The entries are to be returned exactly, with images left out.

[DATA FOR THE TASK start]

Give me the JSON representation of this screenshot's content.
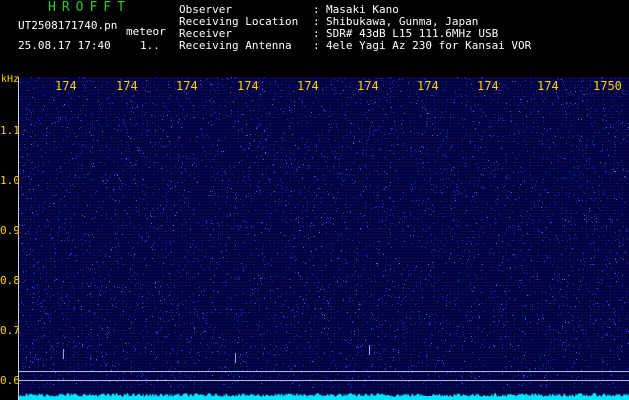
{
  "header": {
    "title": "HROFFT",
    "filename": "UT2508171740.pn",
    "filename_suffix": "meteor",
    "datetime": "25.08.17 17:40",
    "datetime_extra": "1..",
    "labels": [
      "Observer",
      "Receiving Location",
      "Receiver",
      "Receiving Antenna"
    ],
    "colons": [
      ":",
      ":",
      ":",
      ":"
    ],
    "values": [
      "Masaki Kano",
      "Shibukawa, Gunma, Japan",
      "SDR# 43dB L15 111.6MHz USB",
      "4ele Yagi Az 230 for Kansai VOR"
    ]
  },
  "axis": {
    "unit": "kHz",
    "x_ticks": [
      "174",
      "174",
      "174",
      "174",
      "174",
      "174",
      "174",
      "174",
      "174",
      "1750"
    ],
    "y_ticks": [
      "1.1",
      "1.0",
      "0.9",
      "0.8",
      "0.7",
      "0.6"
    ]
  },
  "colors": {
    "title": "#22cc22",
    "axis_text": "#ffd000",
    "header_text": "#ffffff",
    "spectrum": "#00e5ff",
    "noise": "#2a2ad0",
    "background": "#000000"
  }
}
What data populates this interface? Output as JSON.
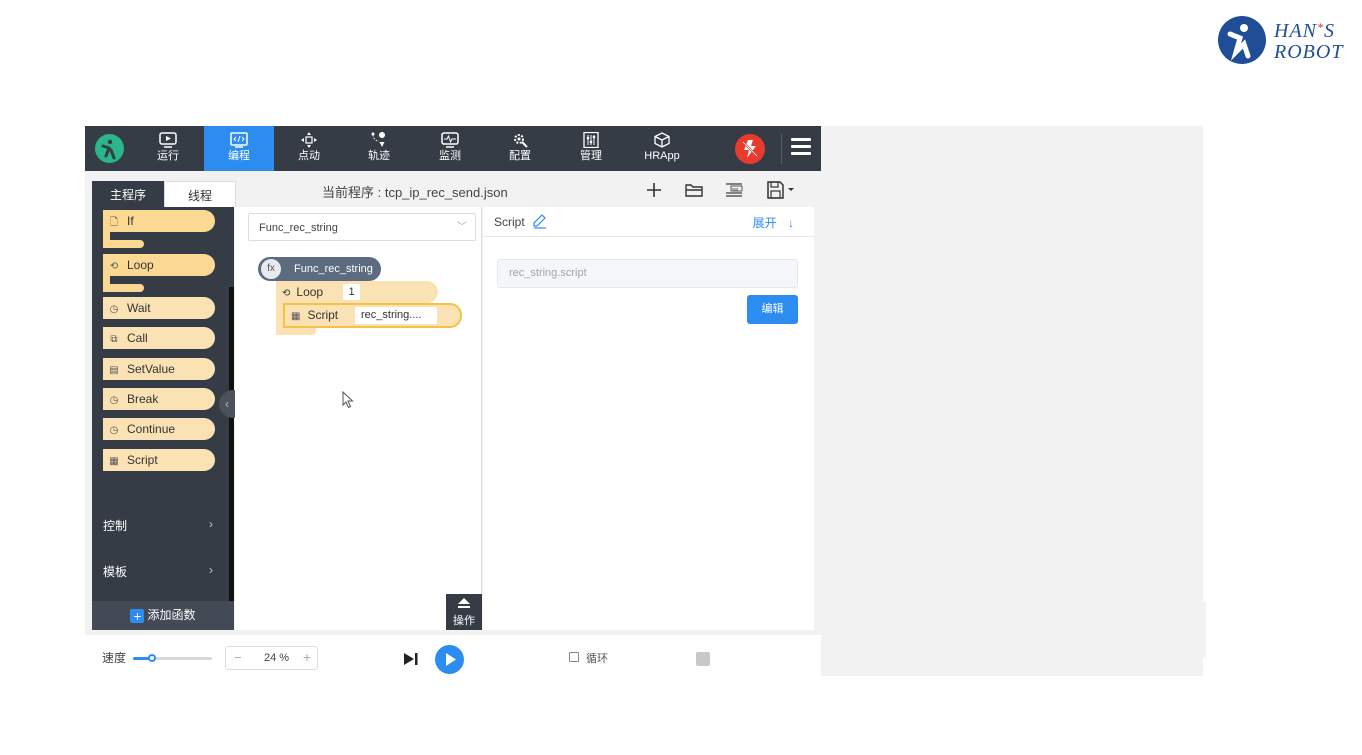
{
  "brand": {
    "line1": "HAN",
    "star": "*",
    "line1b": "S",
    "line2": "ROBOT"
  },
  "nav": {
    "items": [
      {
        "id": "run",
        "label": "运行",
        "icon": "play-screen-icon"
      },
      {
        "id": "program",
        "label": "编程",
        "icon": "code-icon",
        "active": true
      },
      {
        "id": "jog",
        "label": "点动",
        "icon": "move-arrows-icon"
      },
      {
        "id": "trajectory",
        "label": "轨迹",
        "icon": "path-pin-icon"
      },
      {
        "id": "monitor",
        "label": "监测",
        "icon": "monitor-icon"
      },
      {
        "id": "config",
        "label": "配置",
        "icon": "gear-wrench-icon"
      },
      {
        "id": "manage",
        "label": "管理",
        "icon": "panel-icon"
      },
      {
        "id": "hrapp",
        "label": "HRApp",
        "icon": "cube-icon"
      }
    ]
  },
  "tabs": {
    "main": "主程序",
    "thread": "线程"
  },
  "toolbar": {
    "current_program_label": "当前程序 : tcp_ip_rec_send.json"
  },
  "palette": {
    "blocks": [
      {
        "label": "If",
        "icon": "file-icon"
      },
      {
        "label": "Loop",
        "icon": "loop-icon"
      },
      {
        "label": "Wait",
        "icon": "clock-icon"
      },
      {
        "label": "Call",
        "icon": "link-icon"
      },
      {
        "label": "SetValue",
        "icon": "variable-icon"
      },
      {
        "label": "Break",
        "icon": "clock-icon"
      },
      {
        "label": "Continue",
        "icon": "clock-icon"
      },
      {
        "label": "Script",
        "icon": "script-icon"
      }
    ],
    "categories": [
      {
        "label": "控制"
      },
      {
        "label": "模板"
      }
    ],
    "add_function": "添加函数"
  },
  "canvas": {
    "function_select": "Func_rec_string",
    "fx_badge": "fx",
    "function_block": "Func_rec_string",
    "loop_label": "Loop",
    "loop_count": "1",
    "script_label": "Script",
    "script_value": "rec_string....",
    "operate_button": "操作"
  },
  "properties": {
    "title": "Script",
    "expand": "展开",
    "script_path_placeholder": "rec_string.script",
    "edit_button": "编辑"
  },
  "bottom": {
    "speed_label": "速度",
    "speed_percent": 24,
    "speed_display": "24 %",
    "loop_label": "循环",
    "loop_checked": false
  },
  "colors": {
    "accent": "#2d8cf0",
    "nav_bg": "#353c46",
    "block_fill": "#fbe2b4",
    "block_highlight": "#f5c343",
    "estop": "#e93a2e",
    "brand": "#1f4e96"
  }
}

[DATA FOR THE TASK end]

• [WRITTEN RESPONSE]
Give me the JSON representation of this screenshot's content.
{
  "header": {
    "title": "HROFFT",
    "filename": "UT2508171740.pn",
    "filename_suffix": "meteor",
    "datetime": "25.08.17 17:40",
    "datetime_extra": "1..",
    "labels": [
      "Observer",
      "Receiving Location",
      "Receiver",
      "Receiving Antenna"
    ],
    "colons": [
      ":",
      ":",
      ":",
      ":"
    ],
    "values": [
      "Masaki Kano",
      "Shibukawa, Gunma, Japan",
      "SDR# 43dB L15 111.6MHz USB",
      "4ele Yagi Az 230 for Kansai VOR"
    ]
  },
  "axis": {
    "unit": "kHz",
    "x_ticks": [
      "174",
      "174",
      "174",
      "174",
      "174",
      "174",
      "174",
      "174",
      "174",
      "1750"
    ],
    "y_ticks": [
      "1.1",
      "1.0",
      "0.9",
      "0.8",
      "0.7",
      "0.6"
    ]
  },
  "colors": {
    "title": "#22cc22",
    "axis_text": "#ffd000",
    "header_text": "#ffffff",
    "spectrum": "#00e5ff",
    "noise": "#2a2ad0",
    "background": "#000000"
  }
}
What data populates this interface? Output as JSON.
{
  "brand": {
    "line1": "HAN",
    "star": "*",
    "line1b": "S",
    "line2": "ROBOT"
  },
  "nav": {
    "items": [
      {
        "id": "run",
        "label": "运行",
        "icon": "play-screen-icon"
      },
      {
        "id": "program",
        "label": "编程",
        "icon": "code-icon",
        "active": true
      },
      {
        "id": "jog",
        "label": "点动",
        "icon": "move-arrows-icon"
      },
      {
        "id": "trajectory",
        "label": "轨迹",
        "icon": "path-pin-icon"
      },
      {
        "id": "monitor",
        "label": "监测",
        "icon": "monitor-icon"
      },
      {
        "id": "config",
        "label": "配置",
        "icon": "gear-wrench-icon"
      },
      {
        "id": "manage",
        "label": "管理",
        "icon": "panel-icon"
      },
      {
        "id": "hrapp",
        "label": "HRApp",
        "icon": "cube-icon"
      }
    ]
  },
  "tabs": {
    "main": "主程序",
    "thread": "线程"
  },
  "toolbar": {
    "current_program_label": "当前程序 : tcp_ip_rec_send.json"
  },
  "palette": {
    "blocks": [
      {
        "label": "If",
        "icon": "file-icon"
      },
      {
        "label": "Loop",
        "icon": "loop-icon"
      },
      {
        "label": "Wait",
        "icon": "clock-icon"
      },
      {
        "label": "Call",
        "icon": "link-icon"
      },
      {
        "label": "SetValue",
        "icon": "variable-icon"
      },
      {
        "label": "Break",
        "icon": "clock-icon"
      },
      {
        "label": "Continue",
        "icon": "clock-icon"
      },
      {
        "label": "Script",
        "icon": "script-icon"
      }
    ],
    "categories": [
      {
        "label": "控制"
      },
      {
        "label": "模板"
      }
    ],
    "add_function": "添加函数"
  },
  "canvas": {
    "function_select": "Func_rec_string",
    "fx_badge": "fx",
    "function_block": "Func_rec_string",
    "loop_label": "Loop",
    "loop_count": "1",
    "script_label": "Script",
    "script_value": "rec_string....",
    "operate_button": "操作"
  },
  "properties": {
    "title": "Script",
    "expand": "展开",
    "script_path_placeholder": "rec_string.script",
    "edit_button": "编辑"
  },
  "bottom": {
    "speed_label": "速度",
    "speed_percent": 24,
    "speed_display": "24 %",
    "loop_label": "循环",
    "loop_checked": false
  },
  "colors": {
    "accent": "#2d8cf0",
    "nav_bg": "#353c46",
    "block_fill": "#fbe2b4",
    "block_highlight": "#f5c343",
    "estop": "#e93a2e",
    "brand": "#1f4e96"
  }
}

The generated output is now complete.